=== Recorded information ===

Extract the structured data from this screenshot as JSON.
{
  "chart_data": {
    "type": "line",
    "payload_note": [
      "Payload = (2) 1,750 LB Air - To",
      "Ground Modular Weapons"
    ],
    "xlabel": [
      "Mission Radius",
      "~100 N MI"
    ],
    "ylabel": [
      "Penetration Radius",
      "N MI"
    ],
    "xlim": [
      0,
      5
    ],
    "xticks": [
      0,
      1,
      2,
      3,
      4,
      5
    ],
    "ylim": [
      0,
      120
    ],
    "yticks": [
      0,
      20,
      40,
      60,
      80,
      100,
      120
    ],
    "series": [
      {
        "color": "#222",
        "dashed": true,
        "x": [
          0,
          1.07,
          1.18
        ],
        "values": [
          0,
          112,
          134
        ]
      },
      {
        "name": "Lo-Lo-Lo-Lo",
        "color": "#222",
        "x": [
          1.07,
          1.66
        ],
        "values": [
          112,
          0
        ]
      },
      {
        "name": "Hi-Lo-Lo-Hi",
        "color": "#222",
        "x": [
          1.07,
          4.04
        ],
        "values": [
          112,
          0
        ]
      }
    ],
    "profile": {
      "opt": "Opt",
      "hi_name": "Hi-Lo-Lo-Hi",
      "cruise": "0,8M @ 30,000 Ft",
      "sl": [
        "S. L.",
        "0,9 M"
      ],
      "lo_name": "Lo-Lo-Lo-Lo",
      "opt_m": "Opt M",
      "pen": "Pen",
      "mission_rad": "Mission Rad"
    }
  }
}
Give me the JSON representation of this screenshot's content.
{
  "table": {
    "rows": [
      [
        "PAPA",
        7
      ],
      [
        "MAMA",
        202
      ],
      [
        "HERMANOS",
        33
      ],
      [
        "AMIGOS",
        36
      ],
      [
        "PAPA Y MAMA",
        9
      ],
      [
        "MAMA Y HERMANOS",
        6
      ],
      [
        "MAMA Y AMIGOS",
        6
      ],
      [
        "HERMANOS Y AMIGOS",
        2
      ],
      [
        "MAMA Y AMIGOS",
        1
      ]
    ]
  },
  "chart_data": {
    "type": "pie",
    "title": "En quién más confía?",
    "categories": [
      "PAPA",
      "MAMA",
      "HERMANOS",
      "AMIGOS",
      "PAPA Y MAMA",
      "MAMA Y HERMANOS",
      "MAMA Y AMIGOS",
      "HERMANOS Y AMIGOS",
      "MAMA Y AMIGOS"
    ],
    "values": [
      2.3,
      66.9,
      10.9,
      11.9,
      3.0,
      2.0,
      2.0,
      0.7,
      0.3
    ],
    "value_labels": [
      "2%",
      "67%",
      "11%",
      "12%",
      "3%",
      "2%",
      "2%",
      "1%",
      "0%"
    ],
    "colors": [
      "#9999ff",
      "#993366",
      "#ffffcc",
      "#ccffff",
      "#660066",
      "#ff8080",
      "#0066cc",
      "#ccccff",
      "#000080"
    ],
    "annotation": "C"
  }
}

===

Given instruction ▸ Take the listing above and write it out again exactly.

Reply to the exercise ▸
Extract the structured data from this screenshot as JSON.
{
  "chart_data": {
    "type": "line",
    "payload_note": [
      "Payload = (2) 1,750 LB Air - To",
      "Ground Modular Weapons"
    ],
    "xlabel": [
      "Mission Radius",
      "~100 N MI"
    ],
    "ylabel": [
      "Penetration Radius",
      "N MI"
    ],
    "xlim": [
      0,
      5
    ],
    "xticks": [
      0,
      1,
      2,
      3,
      4,
      5
    ],
    "ylim": [
      0,
      120
    ],
    "yticks": [
      0,
      20,
      40,
      60,
      80,
      100,
      120
    ],
    "series": [
      {
        "color": "#222",
        "dashed": true,
        "x": [
          0,
          1.07,
          1.18
        ],
        "values": [
          0,
          112,
          134
        ]
      },
      {
        "name": "Lo-Lo-Lo-Lo",
        "color": "#222",
        "x": [
          1.07,
          1.66
        ],
        "values": [
          112,
          0
        ]
      },
      {
        "name": "Hi-Lo-Lo-Hi",
        "color": "#222",
        "x": [
          1.07,
          4.04
        ],
        "values": [
          112,
          0
        ]
      }
    ],
    "profile": {
      "opt": "Opt",
      "hi_name": "Hi-Lo-Lo-Hi",
      "cruise": "0,8M @ 30,000 Ft",
      "sl": [
        "S. L.",
        "0,9 M"
      ],
      "lo_name": "Lo-Lo-Lo-Lo",
      "opt_m": "Opt M",
      "pen": "Pen",
      "mission_rad": "Mission Rad"
    }
  }
}
Give me the JSON representation of this screenshot's content.
{
  "table": {
    "rows": [
      [
        "PAPA",
        7
      ],
      [
        "MAMA",
        202
      ],
      [
        "HERMANOS",
        33
      ],
      [
        "AMIGOS",
        36
      ],
      [
        "PAPA Y MAMA",
        9
      ],
      [
        "MAMA Y HERMANOS",
        6
      ],
      [
        "MAMA Y AMIGOS",
        6
      ],
      [
        "HERMANOS Y AMIGOS",
        2
      ],
      [
        "MAMA Y AMIGOS",
        1
      ]
    ]
  },
  "chart_data": {
    "type": "pie",
    "title": "En quién más confía?",
    "categories": [
      "PAPA",
      "MAMA",
      "HERMANOS",
      "AMIGOS",
      "PAPA Y MAMA",
      "MAMA Y HERMANOS",
      "MAMA Y AMIGOS",
      "HERMANOS Y AMIGOS",
      "MAMA Y AMIGOS"
    ],
    "values": [
      2.3,
      66.9,
      10.9,
      11.9,
      3.0,
      2.0,
      2.0,
      0.7,
      0.3
    ],
    "value_labels": [
      "2%",
      "67%",
      "11%",
      "12%",
      "3%",
      "2%",
      "2%",
      "1%",
      "0%"
    ],
    "colors": [
      "#9999ff",
      "#993366",
      "#ffffcc",
      "#ccffff",
      "#660066",
      "#ff8080",
      "#0066cc",
      "#ccccff",
      "#000080"
    ],
    "annotation": "C"
  }
}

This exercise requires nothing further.